— begin Stored data —

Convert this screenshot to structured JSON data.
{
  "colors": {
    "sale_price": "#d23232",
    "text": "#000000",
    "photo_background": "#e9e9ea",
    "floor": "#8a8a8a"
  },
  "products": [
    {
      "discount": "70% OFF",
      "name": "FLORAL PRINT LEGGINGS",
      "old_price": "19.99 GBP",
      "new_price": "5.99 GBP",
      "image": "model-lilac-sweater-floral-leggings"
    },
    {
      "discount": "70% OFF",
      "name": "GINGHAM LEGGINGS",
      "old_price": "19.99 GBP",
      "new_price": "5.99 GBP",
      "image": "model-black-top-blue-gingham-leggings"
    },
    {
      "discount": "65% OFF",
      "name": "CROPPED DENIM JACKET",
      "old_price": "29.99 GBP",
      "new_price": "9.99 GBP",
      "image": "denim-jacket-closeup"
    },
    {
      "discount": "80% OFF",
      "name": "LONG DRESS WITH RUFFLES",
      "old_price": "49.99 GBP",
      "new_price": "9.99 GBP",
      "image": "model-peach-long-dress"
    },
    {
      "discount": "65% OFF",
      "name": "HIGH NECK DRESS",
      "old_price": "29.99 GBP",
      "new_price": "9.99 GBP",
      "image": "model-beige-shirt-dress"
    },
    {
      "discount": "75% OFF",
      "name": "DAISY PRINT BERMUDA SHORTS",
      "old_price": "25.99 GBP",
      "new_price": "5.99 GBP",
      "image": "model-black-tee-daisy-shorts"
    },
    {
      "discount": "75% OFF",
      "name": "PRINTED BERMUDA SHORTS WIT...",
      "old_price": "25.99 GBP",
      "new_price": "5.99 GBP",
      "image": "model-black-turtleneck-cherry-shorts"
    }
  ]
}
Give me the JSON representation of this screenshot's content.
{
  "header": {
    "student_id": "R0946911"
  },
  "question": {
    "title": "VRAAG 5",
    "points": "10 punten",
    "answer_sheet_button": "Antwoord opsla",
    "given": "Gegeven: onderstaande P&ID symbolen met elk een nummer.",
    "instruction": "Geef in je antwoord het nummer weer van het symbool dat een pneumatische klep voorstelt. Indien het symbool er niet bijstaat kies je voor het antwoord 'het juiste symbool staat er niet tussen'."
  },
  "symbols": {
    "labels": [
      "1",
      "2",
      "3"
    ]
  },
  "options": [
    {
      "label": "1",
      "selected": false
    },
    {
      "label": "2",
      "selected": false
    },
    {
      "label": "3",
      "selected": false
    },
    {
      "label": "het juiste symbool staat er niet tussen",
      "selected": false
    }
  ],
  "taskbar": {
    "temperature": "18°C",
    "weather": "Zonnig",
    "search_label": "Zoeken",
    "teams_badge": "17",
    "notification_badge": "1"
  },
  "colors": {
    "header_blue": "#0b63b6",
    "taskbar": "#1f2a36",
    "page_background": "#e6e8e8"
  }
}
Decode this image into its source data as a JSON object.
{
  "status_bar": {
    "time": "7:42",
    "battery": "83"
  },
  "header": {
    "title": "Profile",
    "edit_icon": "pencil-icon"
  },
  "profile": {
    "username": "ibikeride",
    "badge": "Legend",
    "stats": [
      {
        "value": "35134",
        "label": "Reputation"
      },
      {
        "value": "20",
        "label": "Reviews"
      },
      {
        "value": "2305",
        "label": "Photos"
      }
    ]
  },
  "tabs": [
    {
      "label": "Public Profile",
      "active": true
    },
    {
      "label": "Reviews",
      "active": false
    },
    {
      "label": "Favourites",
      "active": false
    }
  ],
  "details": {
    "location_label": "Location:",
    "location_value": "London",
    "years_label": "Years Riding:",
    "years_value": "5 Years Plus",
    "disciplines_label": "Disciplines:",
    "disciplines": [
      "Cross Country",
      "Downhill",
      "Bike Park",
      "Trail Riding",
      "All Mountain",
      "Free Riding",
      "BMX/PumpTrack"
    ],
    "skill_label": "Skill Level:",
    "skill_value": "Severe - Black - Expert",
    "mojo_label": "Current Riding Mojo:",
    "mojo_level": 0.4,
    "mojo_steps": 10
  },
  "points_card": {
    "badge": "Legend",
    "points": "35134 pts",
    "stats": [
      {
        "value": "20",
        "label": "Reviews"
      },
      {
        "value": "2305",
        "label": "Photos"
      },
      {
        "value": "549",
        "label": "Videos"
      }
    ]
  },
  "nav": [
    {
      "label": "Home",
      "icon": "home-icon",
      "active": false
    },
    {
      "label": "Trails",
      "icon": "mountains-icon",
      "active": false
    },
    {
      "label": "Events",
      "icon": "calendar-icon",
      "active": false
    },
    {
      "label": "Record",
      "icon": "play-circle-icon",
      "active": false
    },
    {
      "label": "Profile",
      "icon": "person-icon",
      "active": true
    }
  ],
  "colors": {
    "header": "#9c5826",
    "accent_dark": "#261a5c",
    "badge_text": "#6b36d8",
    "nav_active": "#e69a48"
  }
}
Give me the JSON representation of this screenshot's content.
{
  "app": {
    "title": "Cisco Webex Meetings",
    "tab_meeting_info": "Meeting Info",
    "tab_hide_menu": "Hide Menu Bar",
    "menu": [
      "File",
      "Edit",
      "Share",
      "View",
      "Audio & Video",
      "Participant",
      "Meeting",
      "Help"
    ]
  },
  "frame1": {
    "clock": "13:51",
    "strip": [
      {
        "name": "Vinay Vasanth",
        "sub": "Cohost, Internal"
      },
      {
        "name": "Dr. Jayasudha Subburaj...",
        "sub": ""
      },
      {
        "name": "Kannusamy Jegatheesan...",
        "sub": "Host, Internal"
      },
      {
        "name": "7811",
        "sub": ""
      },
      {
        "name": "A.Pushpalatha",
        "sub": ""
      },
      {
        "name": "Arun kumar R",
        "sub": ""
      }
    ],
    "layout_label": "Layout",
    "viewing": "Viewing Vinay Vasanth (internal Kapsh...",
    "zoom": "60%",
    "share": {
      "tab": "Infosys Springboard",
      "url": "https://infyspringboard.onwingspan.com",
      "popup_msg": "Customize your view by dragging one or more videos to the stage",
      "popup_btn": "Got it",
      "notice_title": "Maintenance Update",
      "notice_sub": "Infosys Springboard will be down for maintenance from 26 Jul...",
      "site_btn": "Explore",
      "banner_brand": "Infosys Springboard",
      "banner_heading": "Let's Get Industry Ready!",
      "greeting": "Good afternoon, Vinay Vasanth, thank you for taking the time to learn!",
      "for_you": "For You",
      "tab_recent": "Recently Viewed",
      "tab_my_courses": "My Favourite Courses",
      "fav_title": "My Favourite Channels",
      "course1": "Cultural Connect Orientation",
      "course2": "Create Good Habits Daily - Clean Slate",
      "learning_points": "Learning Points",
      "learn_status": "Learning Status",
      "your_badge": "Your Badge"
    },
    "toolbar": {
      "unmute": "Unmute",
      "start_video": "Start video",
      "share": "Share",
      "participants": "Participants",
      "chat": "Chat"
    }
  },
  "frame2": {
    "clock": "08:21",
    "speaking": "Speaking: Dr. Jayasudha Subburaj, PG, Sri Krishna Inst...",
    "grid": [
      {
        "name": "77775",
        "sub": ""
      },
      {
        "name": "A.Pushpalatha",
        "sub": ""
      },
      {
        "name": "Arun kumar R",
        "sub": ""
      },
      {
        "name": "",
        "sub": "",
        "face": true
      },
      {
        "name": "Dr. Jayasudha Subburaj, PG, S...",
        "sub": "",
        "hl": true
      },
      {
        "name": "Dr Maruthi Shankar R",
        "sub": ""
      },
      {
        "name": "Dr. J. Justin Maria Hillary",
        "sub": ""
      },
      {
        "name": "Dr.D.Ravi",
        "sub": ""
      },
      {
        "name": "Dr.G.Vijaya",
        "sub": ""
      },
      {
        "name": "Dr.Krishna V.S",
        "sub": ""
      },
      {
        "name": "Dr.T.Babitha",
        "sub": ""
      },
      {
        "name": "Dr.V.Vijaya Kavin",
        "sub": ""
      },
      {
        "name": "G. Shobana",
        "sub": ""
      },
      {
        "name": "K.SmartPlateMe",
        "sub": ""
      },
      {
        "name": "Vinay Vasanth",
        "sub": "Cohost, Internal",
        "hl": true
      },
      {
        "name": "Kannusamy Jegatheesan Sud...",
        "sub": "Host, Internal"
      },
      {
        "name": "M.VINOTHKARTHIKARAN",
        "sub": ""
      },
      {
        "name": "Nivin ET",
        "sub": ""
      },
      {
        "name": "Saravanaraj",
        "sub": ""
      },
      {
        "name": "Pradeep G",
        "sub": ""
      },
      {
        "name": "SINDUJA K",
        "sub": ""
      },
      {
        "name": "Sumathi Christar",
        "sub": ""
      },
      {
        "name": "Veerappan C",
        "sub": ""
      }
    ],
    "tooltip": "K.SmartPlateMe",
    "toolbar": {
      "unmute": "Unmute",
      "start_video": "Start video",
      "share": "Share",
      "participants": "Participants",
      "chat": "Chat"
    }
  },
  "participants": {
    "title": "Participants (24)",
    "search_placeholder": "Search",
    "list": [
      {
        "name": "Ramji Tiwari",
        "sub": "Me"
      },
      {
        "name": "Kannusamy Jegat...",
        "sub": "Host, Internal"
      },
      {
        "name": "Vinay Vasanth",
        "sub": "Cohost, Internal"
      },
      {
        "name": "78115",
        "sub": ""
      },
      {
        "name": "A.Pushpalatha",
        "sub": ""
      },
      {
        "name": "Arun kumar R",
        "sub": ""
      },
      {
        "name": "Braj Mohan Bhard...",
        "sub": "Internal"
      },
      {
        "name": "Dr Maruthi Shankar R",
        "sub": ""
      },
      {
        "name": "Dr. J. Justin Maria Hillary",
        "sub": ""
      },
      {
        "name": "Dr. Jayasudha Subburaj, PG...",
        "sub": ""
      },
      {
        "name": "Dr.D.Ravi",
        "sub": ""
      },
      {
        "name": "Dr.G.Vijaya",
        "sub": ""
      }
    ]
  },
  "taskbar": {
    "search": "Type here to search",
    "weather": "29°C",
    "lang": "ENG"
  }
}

— end Stored data —

* [Stated problem]:
Which lines hold the string "symbool"? List them all.

* [Full answer]:
    "instruction": "Geef in je antwoord het nummer weer van het symbool dat een pneumatische klep voorstelt. Indien het symbool er niet bijstaat kies je voor het antwoord 'het juiste symbool staat er niet tussen'."
      "label": "het juiste symbool staat er niet tussen",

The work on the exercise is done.